- **Exercise prompt**: Your task is to copy the material exactly.

- **Data provided**:
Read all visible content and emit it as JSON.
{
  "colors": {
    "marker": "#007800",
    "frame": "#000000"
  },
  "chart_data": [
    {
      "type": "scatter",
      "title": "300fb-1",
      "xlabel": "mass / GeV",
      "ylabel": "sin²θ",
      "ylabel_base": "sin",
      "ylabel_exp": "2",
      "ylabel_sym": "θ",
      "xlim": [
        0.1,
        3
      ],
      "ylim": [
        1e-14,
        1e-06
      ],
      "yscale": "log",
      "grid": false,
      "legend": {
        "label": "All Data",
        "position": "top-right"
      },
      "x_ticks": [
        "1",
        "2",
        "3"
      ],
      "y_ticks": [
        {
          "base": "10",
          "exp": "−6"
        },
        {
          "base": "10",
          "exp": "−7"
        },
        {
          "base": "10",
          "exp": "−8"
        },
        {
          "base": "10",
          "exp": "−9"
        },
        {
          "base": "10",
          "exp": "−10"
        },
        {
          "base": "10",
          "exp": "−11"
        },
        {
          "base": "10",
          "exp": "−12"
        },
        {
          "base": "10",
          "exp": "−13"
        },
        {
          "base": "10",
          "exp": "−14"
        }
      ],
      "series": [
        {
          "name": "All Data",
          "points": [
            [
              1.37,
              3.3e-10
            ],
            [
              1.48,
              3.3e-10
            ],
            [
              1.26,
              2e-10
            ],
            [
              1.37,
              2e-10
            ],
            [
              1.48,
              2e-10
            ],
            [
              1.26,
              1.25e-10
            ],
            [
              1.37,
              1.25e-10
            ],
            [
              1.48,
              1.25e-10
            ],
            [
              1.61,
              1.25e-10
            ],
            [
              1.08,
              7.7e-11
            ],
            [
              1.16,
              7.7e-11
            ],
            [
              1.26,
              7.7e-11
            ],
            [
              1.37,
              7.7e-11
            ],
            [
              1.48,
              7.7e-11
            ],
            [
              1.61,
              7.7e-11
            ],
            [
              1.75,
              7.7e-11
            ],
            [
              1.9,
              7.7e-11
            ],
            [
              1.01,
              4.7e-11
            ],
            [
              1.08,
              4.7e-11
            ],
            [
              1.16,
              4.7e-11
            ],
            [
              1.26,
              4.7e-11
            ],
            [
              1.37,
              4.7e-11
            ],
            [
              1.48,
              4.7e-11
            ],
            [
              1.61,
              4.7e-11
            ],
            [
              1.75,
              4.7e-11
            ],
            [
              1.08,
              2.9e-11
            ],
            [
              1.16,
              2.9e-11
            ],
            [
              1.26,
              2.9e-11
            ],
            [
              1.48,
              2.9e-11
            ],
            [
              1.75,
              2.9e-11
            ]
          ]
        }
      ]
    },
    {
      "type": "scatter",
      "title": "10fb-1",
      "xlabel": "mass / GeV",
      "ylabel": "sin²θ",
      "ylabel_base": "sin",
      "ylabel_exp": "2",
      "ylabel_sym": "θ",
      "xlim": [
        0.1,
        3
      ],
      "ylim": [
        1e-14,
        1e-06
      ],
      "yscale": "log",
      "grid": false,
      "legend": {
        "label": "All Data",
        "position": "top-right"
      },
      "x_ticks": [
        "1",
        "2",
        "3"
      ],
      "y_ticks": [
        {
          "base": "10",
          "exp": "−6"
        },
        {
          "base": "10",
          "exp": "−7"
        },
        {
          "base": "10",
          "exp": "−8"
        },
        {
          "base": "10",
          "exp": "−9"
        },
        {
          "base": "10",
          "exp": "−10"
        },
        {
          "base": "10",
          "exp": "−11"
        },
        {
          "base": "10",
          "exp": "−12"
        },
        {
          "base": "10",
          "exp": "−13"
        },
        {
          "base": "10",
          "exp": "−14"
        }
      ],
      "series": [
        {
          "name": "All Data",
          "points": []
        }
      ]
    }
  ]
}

- **Written answer**:
Read all visible content and emit it as JSON.
{
  "colors": {
    "marker": "#007800",
    "frame": "#000000"
  },
  "chart_data": [
    {
      "type": "scatter",
      "title": "300fb-1",
      "xlabel": "mass / GeV",
      "ylabel": "sin²θ",
      "ylabel_base": "sin",
      "ylabel_exp": "2",
      "ylabel_sym": "θ",
      "xlim": [
        0.1,
        3
      ],
      "ylim": [
        1e-14,
        1e-06
      ],
      "yscale": "log",
      "grid": false,
      "legend": {
        "label": "All Data",
        "position": "top-right"
      },
      "x_ticks": [
        "1",
        "2",
        "3"
      ],
      "y_ticks": [
        {
          "base": "10",
          "exp": "−6"
        },
        {
          "base": "10",
          "exp": "−7"
        },
        {
          "base": "10",
          "exp": "−8"
        },
        {
          "base": "10",
          "exp": "−9"
        },
        {
          "base": "10",
          "exp": "−10"
        },
        {
          "base": "10",
          "exp": "−11"
        },
        {
          "base": "10",
          "exp": "−12"
        },
        {
          "base": "10",
          "exp": "−13"
        },
        {
          "base": "10",
          "exp": "−14"
        }
      ],
      "series": [
        {
          "name": "All Data",
          "points": [
            [
              1.37,
              3.3e-10
            ],
            [
              1.48,
              3.3e-10
            ],
            [
              1.26,
              2e-10
            ],
            [
              1.37,
              2e-10
            ],
            [
              1.48,
              2e-10
            ],
            [
              1.26,
              1.25e-10
            ],
            [
              1.37,
              1.25e-10
            ],
            [
              1.48,
              1.25e-10
            ],
            [
              1.61,
              1.25e-10
            ],
            [
              1.08,
              7.7e-11
            ],
            [
              1.16,
              7.7e-11
            ],
            [
              1.26,
              7.7e-11
            ],
            [
              1.37,
              7.7e-11
            ],
            [
              1.48,
              7.7e-11
            ],
            [
              1.61,
              7.7e-11
            ],
            [
              1.75,
              7.7e-11
            ],
            [
              1.9,
              7.7e-11
            ],
            [
              1.01,
              4.7e-11
            ],
            [
              1.08,
              4.7e-11
            ],
            [
              1.16,
              4.7e-11
            ],
            [
              1.26,
              4.7e-11
            ],
            [
              1.37,
              4.7e-11
            ],
            [
              1.48,
              4.7e-11
            ],
            [
              1.61,
              4.7e-11
            ],
            [
              1.75,
              4.7e-11
            ],
            [
              1.08,
              2.9e-11
            ],
            [
              1.16,
              2.9e-11
            ],
            [
              1.26,
              2.9e-11
            ],
            [
              1.48,
              2.9e-11
            ],
            [
              1.75,
              2.9e-11
            ]
          ]
        }
      ]
    },
    {
      "type": "scatter",
      "title": "10fb-1",
      "xlabel": "mass / GeV",
      "ylabel": "sin²θ",
      "ylabel_base": "sin",
      "ylabel_exp": "2",
      "ylabel_sym": "θ",
      "xlim": [
        0.1,
        3
      ],
      "ylim": [
        1e-14,
        1e-06
      ],
      "yscale": "log",
      "grid": false,
      "legend": {
        "label": "All Data",
        "position": "top-right"
      },
      "x_ticks": [
        "1",
        "2",
        "3"
      ],
      "y_ticks": [
        {
          "base": "10",
          "exp": "−6"
        },
        {
          "base": "10",
          "exp": "−7"
        },
        {
          "base": "10",
          "exp": "−8"
        },
        {
          "base": "10",
          "exp": "−9"
        },
        {
          "base": "10",
          "exp": "−10"
        },
        {
          "base": "10",
          "exp": "−11"
        },
        {
          "base": "10",
          "exp": "−12"
        },
        {
          "base": "10",
          "exp": "−13"
        },
        {
          "base": "10",
          "exp": "−14"
        }
      ],
      "series": [
        {
          "name": "All Data",
          "points": []
        }
      ]
    }
  ]
}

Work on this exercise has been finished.